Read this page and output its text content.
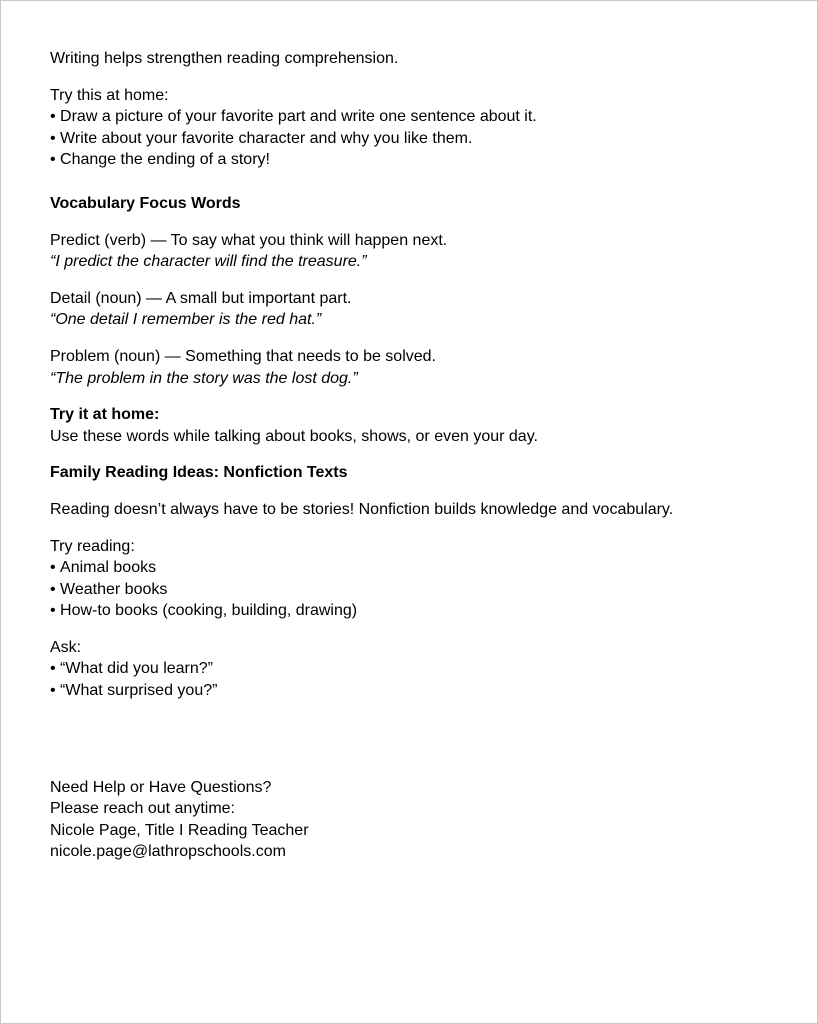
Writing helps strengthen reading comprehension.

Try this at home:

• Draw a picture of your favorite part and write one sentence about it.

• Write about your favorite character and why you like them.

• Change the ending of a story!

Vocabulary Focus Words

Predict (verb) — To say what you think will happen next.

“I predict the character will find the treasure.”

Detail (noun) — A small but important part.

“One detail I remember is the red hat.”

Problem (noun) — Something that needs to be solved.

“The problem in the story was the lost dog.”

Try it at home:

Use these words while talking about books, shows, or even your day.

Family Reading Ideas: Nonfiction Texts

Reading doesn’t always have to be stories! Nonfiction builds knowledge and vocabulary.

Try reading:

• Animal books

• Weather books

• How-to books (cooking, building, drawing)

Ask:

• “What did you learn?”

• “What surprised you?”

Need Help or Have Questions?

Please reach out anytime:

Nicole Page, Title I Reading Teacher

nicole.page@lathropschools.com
========================
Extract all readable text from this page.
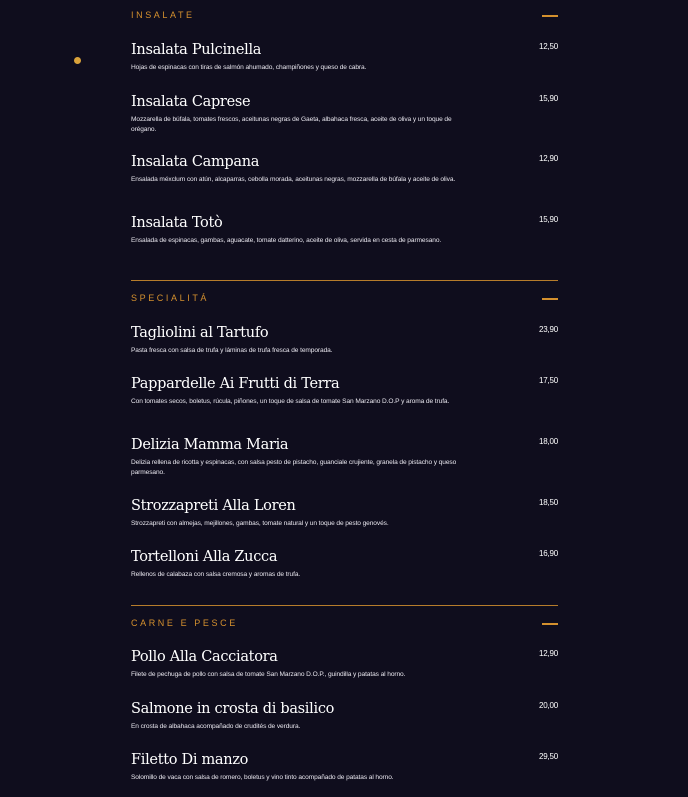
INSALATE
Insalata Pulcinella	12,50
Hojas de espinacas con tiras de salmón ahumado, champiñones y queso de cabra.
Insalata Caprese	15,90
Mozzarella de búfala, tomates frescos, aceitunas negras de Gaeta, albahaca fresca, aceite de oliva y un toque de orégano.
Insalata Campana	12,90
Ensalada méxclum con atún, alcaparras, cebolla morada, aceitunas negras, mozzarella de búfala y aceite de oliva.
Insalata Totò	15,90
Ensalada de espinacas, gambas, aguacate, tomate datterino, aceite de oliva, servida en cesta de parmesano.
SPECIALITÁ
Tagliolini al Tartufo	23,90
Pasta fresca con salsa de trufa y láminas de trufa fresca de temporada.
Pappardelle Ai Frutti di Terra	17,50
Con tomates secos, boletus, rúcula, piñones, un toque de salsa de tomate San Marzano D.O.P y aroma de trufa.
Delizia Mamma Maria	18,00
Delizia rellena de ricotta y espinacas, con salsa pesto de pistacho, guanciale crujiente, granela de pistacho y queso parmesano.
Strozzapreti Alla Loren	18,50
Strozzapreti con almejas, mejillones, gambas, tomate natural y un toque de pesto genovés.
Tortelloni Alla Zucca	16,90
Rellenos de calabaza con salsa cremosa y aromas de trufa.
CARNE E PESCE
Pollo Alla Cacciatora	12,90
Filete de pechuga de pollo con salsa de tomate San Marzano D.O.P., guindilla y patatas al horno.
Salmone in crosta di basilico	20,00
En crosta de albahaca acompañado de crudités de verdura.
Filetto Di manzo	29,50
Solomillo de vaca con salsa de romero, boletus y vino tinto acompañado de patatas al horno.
========================
Return each full line of the entries that contains the word "crosta".

Salmone in crosta di basilico	20,00
En crosta de albahaca acompañado de crudités de verdura.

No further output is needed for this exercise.